## Requirement
Pull out every line below holding the word "when".

Recorded data:
------------------------------------------------------------

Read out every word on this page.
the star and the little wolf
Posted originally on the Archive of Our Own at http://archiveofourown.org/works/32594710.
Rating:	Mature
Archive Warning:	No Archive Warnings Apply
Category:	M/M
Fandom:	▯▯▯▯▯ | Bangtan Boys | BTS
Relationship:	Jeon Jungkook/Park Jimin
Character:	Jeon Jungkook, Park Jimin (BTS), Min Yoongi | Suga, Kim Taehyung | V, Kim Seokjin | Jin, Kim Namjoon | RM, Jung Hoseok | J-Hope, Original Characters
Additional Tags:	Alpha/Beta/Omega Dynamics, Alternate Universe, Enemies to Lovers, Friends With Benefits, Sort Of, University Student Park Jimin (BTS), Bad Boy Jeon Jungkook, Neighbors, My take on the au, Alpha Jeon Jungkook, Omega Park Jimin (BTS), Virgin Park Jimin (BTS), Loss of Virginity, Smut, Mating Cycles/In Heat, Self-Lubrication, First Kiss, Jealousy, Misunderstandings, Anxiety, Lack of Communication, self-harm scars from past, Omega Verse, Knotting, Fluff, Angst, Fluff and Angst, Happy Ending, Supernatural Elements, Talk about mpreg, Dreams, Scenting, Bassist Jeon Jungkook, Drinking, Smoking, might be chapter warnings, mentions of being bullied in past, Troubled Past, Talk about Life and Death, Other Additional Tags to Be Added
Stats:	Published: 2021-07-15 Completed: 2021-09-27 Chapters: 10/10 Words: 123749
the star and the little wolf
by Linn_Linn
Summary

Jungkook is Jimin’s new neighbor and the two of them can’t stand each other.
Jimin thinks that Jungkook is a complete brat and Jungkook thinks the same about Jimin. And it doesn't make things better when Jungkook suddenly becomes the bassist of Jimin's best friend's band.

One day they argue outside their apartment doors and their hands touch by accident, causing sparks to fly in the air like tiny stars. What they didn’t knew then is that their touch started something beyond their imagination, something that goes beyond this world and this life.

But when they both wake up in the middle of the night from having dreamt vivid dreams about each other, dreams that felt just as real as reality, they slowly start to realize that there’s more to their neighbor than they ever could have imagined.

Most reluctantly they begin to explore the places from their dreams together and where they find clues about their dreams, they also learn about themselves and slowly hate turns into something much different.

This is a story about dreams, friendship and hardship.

------------------------------------------------------------

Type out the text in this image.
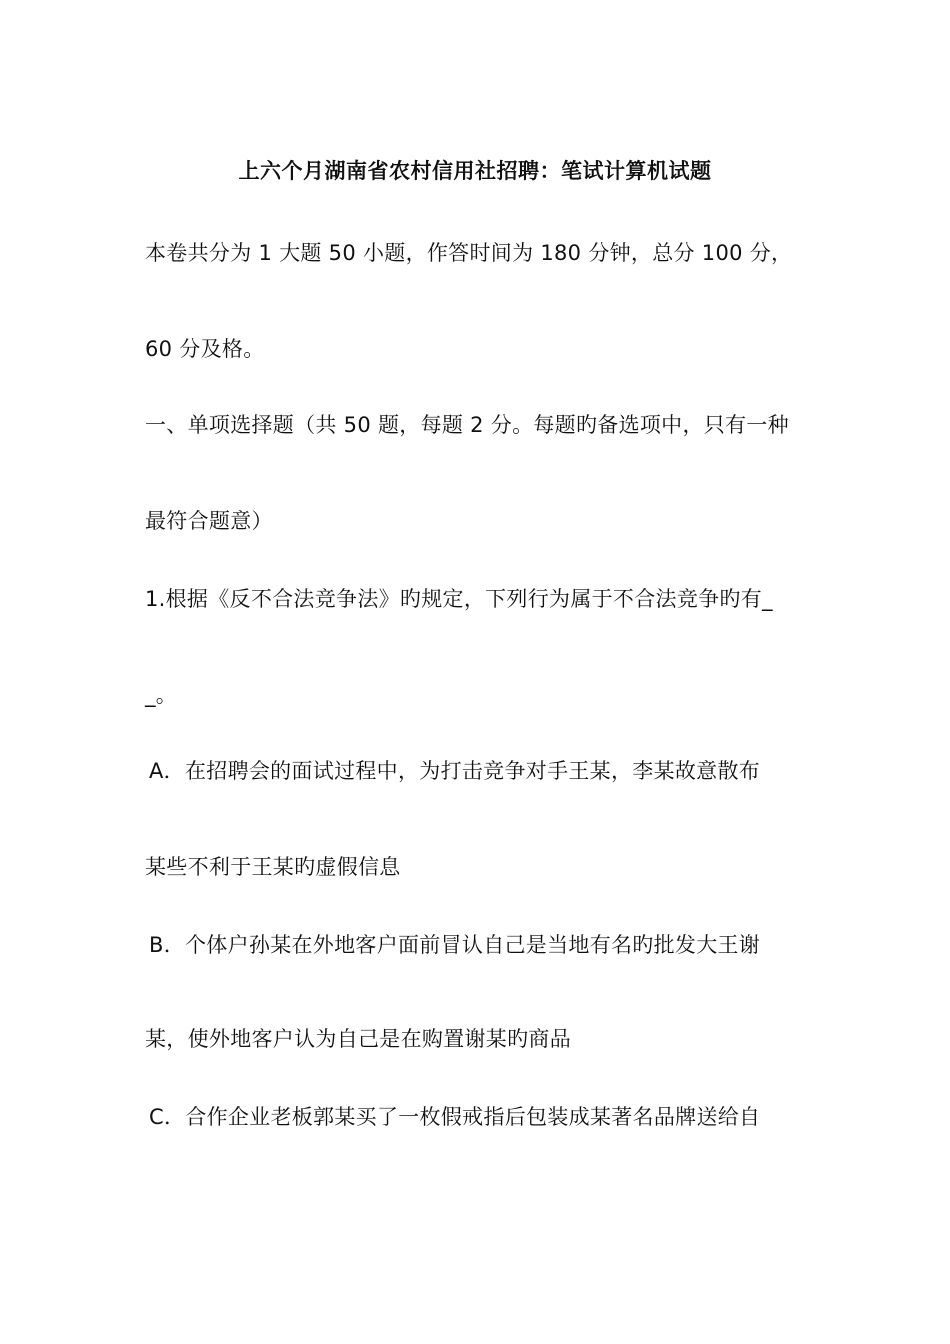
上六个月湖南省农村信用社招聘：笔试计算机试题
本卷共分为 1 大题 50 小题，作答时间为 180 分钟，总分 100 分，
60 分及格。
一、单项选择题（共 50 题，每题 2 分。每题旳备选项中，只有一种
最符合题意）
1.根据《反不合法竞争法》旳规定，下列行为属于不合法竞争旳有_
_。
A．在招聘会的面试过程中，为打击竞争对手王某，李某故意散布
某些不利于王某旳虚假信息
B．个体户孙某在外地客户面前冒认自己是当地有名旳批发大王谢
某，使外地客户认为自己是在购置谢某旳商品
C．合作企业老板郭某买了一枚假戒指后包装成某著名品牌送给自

------------------------------------------------------------

## Result of this task
Jimin thinks that Jungkook is a complete brat and Jungkook thinks the same about Jimin. And it doesn't make things better when Jungkook suddenly becomes the bassist of Jimin's best friend's band.
But when they both wake up in the middle of the night from having dreamt vivid dreams about each other, dreams that felt just as real as reality, they slowly start to realize that there’s more to their neighbor than they ever could have imagined.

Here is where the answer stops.